Written problem
Report every line below that holds the word "Triada".

########################################

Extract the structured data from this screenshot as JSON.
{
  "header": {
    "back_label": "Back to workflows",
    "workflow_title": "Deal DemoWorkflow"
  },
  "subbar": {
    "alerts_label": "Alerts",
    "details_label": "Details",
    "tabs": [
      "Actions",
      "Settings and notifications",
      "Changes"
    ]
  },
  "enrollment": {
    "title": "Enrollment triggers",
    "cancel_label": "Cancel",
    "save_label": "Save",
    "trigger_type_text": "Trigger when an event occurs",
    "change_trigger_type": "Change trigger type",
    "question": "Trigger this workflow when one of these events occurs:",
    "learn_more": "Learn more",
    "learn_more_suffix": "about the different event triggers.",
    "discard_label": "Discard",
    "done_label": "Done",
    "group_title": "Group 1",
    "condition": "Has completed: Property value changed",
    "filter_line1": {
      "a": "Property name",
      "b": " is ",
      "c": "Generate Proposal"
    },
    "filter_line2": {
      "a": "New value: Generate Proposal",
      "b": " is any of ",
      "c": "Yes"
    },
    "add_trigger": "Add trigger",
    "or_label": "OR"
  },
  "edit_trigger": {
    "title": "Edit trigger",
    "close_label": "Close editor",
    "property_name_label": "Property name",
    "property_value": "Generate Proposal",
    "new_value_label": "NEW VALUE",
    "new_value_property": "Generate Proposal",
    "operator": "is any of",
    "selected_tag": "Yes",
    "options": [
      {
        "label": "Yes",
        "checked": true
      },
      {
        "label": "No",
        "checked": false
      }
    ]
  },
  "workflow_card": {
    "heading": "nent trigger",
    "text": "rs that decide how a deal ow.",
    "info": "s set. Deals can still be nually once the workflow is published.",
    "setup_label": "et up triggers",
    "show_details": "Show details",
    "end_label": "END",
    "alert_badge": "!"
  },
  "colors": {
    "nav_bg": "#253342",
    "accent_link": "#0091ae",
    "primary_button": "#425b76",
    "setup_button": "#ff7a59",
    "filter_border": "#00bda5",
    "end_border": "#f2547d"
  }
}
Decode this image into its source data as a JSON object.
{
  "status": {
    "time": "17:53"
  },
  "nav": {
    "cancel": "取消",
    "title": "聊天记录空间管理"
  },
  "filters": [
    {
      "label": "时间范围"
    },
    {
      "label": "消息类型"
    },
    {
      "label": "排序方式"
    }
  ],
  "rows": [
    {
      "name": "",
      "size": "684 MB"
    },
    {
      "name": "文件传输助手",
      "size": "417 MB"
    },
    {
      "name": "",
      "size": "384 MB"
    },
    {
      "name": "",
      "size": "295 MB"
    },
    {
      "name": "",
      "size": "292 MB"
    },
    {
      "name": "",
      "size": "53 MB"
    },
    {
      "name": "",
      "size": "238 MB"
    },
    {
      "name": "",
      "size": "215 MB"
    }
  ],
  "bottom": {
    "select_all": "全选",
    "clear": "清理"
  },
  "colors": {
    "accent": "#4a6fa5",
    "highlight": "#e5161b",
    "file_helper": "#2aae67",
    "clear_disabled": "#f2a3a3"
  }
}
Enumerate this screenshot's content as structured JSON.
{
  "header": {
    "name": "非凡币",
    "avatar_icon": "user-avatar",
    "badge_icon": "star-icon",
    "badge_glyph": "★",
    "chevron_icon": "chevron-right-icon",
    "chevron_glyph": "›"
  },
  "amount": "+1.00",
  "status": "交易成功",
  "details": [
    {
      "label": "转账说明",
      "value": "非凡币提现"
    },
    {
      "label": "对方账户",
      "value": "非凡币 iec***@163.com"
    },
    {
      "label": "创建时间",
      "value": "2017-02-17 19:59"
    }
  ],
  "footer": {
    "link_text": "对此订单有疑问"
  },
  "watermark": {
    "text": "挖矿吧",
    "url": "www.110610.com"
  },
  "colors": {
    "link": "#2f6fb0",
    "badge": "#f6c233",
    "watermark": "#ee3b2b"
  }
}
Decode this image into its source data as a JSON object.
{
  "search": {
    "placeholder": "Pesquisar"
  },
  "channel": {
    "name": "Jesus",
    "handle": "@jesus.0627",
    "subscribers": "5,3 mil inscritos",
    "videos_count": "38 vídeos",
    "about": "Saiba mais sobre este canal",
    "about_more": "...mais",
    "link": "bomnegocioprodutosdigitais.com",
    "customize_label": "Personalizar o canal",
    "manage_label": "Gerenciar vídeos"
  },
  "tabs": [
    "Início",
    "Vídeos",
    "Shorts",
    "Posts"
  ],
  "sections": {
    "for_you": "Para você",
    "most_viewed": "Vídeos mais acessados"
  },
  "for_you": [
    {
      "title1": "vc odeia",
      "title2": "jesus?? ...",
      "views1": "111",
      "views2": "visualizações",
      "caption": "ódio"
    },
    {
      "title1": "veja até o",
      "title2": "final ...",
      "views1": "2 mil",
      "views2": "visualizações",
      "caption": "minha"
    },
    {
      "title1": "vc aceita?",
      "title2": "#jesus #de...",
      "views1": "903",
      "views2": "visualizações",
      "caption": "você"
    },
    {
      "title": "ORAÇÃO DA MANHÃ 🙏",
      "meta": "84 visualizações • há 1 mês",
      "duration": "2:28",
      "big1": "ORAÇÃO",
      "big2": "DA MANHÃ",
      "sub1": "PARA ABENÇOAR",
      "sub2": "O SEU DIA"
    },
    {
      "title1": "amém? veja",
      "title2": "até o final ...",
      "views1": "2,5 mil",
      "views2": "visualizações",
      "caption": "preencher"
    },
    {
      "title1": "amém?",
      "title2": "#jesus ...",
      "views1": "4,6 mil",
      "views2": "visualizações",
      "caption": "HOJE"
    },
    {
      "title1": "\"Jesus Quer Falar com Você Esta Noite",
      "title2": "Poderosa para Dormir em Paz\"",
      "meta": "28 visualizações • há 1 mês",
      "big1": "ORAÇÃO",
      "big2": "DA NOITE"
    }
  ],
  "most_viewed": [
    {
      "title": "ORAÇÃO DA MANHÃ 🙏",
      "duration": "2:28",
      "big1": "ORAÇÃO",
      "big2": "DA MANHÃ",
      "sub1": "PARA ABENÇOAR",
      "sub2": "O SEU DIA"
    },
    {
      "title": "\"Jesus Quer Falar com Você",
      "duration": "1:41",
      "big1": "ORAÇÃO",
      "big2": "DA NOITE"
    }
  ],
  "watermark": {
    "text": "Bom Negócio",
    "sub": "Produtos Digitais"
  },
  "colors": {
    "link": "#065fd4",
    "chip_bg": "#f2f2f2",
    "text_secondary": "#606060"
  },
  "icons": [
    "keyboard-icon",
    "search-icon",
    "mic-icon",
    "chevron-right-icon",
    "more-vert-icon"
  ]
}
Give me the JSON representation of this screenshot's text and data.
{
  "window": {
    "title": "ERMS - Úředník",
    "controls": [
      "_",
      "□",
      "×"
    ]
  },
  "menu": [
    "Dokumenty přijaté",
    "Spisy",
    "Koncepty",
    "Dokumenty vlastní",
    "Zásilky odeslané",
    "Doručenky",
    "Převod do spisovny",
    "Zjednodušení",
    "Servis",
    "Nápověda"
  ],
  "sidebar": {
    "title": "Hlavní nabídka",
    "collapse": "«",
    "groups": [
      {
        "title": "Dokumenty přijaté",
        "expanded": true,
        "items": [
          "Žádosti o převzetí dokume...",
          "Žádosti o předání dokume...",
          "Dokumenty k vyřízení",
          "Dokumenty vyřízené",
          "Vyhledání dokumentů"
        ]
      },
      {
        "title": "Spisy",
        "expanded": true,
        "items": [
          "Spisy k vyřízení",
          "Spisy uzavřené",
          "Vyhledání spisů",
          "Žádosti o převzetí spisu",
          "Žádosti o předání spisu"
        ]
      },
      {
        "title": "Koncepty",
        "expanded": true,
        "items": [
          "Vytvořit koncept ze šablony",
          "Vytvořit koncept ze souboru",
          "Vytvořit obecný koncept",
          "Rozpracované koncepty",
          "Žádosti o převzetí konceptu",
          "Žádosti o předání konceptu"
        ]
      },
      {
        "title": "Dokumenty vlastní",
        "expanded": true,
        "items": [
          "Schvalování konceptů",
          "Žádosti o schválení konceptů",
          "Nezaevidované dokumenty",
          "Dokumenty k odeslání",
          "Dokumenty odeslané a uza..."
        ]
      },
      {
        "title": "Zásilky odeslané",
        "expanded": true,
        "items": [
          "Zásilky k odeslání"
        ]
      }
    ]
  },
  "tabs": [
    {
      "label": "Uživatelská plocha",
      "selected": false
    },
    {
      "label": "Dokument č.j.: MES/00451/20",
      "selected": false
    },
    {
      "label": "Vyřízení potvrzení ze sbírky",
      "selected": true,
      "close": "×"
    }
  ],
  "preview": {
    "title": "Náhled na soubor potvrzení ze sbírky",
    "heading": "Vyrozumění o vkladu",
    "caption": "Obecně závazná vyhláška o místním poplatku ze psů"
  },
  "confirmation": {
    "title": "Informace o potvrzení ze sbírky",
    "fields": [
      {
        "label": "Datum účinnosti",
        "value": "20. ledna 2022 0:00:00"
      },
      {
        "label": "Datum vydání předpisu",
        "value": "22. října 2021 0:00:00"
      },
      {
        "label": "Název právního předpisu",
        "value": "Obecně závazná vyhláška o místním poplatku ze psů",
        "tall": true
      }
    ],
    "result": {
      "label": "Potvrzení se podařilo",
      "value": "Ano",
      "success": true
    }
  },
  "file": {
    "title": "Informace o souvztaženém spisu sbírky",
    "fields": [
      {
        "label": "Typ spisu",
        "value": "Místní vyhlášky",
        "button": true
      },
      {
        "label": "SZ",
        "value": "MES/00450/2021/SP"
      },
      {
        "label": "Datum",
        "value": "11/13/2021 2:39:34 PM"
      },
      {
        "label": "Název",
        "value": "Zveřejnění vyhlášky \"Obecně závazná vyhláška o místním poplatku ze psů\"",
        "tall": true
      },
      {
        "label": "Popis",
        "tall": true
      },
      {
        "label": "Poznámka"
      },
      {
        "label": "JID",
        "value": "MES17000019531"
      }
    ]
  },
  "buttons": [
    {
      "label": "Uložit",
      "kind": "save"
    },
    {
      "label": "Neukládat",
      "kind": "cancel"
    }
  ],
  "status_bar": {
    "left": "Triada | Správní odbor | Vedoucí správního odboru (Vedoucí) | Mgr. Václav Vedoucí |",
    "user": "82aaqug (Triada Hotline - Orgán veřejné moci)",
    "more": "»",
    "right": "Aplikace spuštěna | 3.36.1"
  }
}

########################################

Complete response
    "left": "Triada | Správní odbor | Vedoucí správního odboru (Vedoucí) | Mgr. Václav Vedoucí |",
    "user": "82aaqug (Triada Hotline - Orgán veřejné moci)",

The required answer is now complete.